→ **Activity list**:
1. In the mobile learning text, what does IT need before committing resources for data transfer and storage of mobile content?
2. Resume the mobile learning text after its final sentence and keep writing.

Gerry Griffin of Skill-Pill M-Learning looks at who's helping, who's resisting and why.

Sidebar 1- Six steps to securing organisation-wide buy-in to mobile learning 

1. Choose your points of contact carefully

2. Plan the timing of the pilot and roll-put

3. Secure senior management buy-in

4. Manage gossip

5. Remember IT can still make or break your project

6. Clearly differentiate mobile learning from elearning

Introducing the concept of mobile learning into an organisation can easily get a negative reaction. After all, elearning has been a buzzword for over a decade, and many organisations want to see a good return on their investment before they even consider new approaches.

Clearly, mobile learning needs to differentiate itself from elearning but there are lots of side battles that also need to be won. Implementing a mobile learning strategy involves many departments. Let's not think the worst of people but it is important to understand the mindset of potential blockers.

For example, IT will need evidence of senior executive commitment and a sound business case before they commit resources for data transfer and data storage of mobile content. So will procurement if they will need to unbundle hard-fought-for deals on mobile phone plans to increase or add mobile data allowances. That is even before you get into discussions allowing employees to browse the internet on their work mobiles or integrating third-party technology/apps into the corporate learning management systems. Corporate communications and brand may have something to say about the style of content going onto mobiles, and might wish to impose some tight guidelines.

→ **Supplied information**:
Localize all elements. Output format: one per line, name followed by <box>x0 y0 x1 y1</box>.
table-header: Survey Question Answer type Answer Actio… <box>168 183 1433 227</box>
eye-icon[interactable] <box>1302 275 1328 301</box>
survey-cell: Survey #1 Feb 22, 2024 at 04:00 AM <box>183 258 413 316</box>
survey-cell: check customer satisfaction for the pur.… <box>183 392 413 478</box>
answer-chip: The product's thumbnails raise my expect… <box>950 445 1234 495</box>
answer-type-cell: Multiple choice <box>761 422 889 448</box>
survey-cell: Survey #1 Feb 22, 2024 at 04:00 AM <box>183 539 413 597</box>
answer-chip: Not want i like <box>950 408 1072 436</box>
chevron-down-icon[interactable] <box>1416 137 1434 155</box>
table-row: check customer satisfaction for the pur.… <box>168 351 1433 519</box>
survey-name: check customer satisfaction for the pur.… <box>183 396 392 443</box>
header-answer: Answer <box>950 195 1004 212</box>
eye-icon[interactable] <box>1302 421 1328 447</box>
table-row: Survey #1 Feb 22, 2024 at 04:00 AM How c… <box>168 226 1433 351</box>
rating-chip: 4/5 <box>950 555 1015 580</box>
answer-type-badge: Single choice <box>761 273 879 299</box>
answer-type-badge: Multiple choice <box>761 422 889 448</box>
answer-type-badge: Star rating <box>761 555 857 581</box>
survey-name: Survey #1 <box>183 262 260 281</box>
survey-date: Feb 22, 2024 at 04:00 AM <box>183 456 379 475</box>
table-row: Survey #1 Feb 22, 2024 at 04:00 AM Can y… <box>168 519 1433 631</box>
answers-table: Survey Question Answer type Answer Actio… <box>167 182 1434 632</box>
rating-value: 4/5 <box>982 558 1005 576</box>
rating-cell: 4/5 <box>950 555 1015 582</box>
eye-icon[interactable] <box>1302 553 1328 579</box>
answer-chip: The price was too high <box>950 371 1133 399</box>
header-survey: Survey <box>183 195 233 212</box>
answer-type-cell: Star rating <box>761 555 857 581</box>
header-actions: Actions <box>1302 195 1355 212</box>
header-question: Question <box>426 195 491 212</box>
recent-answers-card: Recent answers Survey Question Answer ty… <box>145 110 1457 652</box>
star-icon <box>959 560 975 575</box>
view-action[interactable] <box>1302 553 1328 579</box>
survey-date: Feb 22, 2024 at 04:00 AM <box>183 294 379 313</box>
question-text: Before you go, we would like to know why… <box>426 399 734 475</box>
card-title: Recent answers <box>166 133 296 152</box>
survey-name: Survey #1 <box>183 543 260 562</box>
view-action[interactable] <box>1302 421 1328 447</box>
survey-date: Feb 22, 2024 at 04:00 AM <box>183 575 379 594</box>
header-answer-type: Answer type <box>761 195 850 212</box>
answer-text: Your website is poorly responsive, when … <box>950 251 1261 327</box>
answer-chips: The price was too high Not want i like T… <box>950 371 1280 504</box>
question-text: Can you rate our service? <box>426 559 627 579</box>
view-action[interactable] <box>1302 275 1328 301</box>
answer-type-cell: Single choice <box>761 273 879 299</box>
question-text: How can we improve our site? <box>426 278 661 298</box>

→ **Your responses**:
1. Evidence of senior executive commitment and a sound business case.

2.
"Implementing a mobile learning strategy involves many departments... it is important to understand the mindset of potential blockers."

And of course yet another learning channel can sound just like more work that hasn't been budgeted for and resourced.

Each of these blockers can be addressed directly or indirectly if you can secure the right kind of buy-in from an organisation. To do so, you need to focus on five key areas:

  1. Choose your points of contact within the organisation carefully. And focus the introduction of mobile learning on functions with high impact on the business and critical needs in terms of real-time communication. Sales is a good entry point, for example. Identify people comfortable with new technology to be potential champions

  2. Plan the timing of the pilot and the rollout carefully - involve all departments affected in the planning to ensure there is committed capacity to support the rollout and avoid clashes with major change, sales and marketing programmes

  3. Secure senior management support – a sound business case that identifies the best opportunities for mobile learning will convince senior decision-makers and will certainly be improved by their endorsement

But remember not to forget the little people too; the ones that want to get involved, have strong opinions and have lots to say. These people can have a role in developing content and convincing others to try mobile learning.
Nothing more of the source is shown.